▶ TASK REQUIREMENTS
Each line of the material below with the word "type" is to be reported.
** Opening SUPPLIED MATERIAL block **
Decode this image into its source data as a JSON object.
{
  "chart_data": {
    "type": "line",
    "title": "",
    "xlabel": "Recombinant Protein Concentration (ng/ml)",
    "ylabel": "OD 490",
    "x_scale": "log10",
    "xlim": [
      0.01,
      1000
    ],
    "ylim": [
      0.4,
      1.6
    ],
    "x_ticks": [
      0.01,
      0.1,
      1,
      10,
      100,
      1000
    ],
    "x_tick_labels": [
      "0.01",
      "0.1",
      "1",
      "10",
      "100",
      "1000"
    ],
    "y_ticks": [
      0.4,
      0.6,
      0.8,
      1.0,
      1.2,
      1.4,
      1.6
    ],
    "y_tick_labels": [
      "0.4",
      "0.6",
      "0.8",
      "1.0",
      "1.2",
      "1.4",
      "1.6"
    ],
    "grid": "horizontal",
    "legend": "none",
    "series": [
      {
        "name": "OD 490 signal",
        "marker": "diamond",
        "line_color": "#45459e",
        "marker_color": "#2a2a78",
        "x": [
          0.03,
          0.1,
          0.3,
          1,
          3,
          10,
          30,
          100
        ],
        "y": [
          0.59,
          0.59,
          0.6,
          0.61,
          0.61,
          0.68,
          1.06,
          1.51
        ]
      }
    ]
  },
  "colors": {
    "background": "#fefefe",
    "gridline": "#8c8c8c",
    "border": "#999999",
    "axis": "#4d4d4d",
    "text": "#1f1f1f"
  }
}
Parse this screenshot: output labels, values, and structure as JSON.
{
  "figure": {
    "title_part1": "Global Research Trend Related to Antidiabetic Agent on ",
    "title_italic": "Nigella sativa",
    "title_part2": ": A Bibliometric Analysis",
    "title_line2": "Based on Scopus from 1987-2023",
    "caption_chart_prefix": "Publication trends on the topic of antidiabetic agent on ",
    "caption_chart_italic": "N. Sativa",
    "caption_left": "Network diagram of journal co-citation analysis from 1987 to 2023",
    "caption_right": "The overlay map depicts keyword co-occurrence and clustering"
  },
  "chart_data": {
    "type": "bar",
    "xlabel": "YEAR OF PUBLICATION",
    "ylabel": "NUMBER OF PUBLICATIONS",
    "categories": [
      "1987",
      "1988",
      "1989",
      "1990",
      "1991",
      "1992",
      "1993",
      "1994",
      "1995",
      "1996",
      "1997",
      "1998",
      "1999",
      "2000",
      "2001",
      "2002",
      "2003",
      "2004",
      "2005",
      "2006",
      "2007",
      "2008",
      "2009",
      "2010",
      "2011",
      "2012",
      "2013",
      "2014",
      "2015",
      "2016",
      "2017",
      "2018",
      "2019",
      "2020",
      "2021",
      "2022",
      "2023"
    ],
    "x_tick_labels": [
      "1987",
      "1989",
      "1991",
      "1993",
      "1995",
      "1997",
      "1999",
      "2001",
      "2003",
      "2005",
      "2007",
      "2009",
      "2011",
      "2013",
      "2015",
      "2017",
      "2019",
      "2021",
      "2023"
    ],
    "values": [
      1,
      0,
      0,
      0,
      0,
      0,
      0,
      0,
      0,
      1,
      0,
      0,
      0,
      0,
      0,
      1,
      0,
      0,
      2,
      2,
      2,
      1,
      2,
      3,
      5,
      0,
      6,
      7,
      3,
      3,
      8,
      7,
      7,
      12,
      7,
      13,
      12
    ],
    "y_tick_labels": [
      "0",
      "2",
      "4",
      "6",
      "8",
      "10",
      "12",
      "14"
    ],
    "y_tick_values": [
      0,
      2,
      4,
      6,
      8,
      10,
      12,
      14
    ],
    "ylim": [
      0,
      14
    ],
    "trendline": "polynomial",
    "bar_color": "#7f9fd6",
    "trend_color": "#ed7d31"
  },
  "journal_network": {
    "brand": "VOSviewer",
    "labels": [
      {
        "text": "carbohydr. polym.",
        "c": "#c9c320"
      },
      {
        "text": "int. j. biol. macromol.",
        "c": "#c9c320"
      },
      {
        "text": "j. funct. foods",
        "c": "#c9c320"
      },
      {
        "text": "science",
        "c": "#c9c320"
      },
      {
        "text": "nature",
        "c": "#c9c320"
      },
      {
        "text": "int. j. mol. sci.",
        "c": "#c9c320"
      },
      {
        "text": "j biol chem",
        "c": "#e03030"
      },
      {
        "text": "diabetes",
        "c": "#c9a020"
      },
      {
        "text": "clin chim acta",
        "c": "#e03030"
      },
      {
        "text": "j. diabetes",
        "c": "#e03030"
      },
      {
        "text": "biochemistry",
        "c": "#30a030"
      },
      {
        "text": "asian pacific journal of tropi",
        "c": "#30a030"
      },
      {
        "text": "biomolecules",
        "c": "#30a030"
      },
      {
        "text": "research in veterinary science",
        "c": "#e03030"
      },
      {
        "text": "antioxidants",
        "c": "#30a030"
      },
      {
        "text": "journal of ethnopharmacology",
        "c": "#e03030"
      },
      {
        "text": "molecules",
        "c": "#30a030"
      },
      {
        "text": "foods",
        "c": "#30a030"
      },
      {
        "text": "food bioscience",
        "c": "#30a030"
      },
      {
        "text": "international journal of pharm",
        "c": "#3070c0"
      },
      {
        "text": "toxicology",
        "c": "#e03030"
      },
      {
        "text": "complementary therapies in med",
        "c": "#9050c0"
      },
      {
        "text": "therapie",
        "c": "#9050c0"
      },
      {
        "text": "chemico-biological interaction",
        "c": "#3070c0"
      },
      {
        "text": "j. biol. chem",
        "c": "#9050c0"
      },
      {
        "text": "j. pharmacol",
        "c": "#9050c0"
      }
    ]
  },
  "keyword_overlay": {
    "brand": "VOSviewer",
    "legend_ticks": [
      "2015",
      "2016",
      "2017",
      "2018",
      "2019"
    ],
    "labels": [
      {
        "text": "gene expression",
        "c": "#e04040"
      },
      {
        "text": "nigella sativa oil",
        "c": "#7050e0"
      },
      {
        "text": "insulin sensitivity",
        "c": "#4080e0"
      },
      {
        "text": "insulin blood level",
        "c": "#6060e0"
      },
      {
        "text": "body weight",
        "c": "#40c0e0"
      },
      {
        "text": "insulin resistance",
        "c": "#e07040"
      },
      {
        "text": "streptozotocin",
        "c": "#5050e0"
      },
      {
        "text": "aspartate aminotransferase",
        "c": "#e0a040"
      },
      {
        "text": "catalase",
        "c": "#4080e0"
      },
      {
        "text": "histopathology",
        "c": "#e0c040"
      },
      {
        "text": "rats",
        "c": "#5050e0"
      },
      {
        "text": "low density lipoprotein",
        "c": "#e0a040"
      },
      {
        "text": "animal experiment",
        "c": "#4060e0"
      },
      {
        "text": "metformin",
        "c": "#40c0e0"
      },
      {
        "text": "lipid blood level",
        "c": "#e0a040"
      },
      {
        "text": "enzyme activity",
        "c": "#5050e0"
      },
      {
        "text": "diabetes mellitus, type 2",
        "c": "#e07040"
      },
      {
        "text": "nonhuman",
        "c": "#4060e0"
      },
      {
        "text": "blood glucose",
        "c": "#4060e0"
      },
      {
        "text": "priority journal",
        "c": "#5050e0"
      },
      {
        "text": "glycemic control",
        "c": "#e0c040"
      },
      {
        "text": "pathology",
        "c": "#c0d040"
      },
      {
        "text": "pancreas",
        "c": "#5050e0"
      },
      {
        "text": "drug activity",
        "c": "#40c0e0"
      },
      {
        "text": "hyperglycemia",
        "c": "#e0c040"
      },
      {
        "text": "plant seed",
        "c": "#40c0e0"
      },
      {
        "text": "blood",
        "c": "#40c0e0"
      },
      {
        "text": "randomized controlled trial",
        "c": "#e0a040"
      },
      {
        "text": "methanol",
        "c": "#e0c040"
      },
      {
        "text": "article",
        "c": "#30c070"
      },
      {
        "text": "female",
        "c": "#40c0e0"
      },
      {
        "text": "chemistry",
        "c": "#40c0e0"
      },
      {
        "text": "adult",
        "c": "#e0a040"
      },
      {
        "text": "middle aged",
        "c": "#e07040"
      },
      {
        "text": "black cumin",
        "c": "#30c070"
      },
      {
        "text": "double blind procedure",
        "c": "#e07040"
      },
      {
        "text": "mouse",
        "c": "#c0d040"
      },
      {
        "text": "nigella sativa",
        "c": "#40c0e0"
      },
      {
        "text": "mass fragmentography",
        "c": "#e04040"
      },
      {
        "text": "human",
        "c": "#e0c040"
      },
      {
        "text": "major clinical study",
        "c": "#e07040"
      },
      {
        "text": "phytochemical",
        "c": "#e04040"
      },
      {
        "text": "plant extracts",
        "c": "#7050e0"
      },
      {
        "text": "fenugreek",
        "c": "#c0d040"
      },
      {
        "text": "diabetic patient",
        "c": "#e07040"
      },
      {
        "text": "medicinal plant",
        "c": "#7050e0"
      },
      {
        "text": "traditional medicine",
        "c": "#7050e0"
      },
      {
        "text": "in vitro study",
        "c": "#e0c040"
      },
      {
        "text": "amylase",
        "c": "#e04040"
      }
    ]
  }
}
** Closing SUPPLIED MATERIAL block **
▶ ANSWER FOR THE TASK
    "type": "line",
    "type": "bar",
        "text": "diabetes mellitus, type 2",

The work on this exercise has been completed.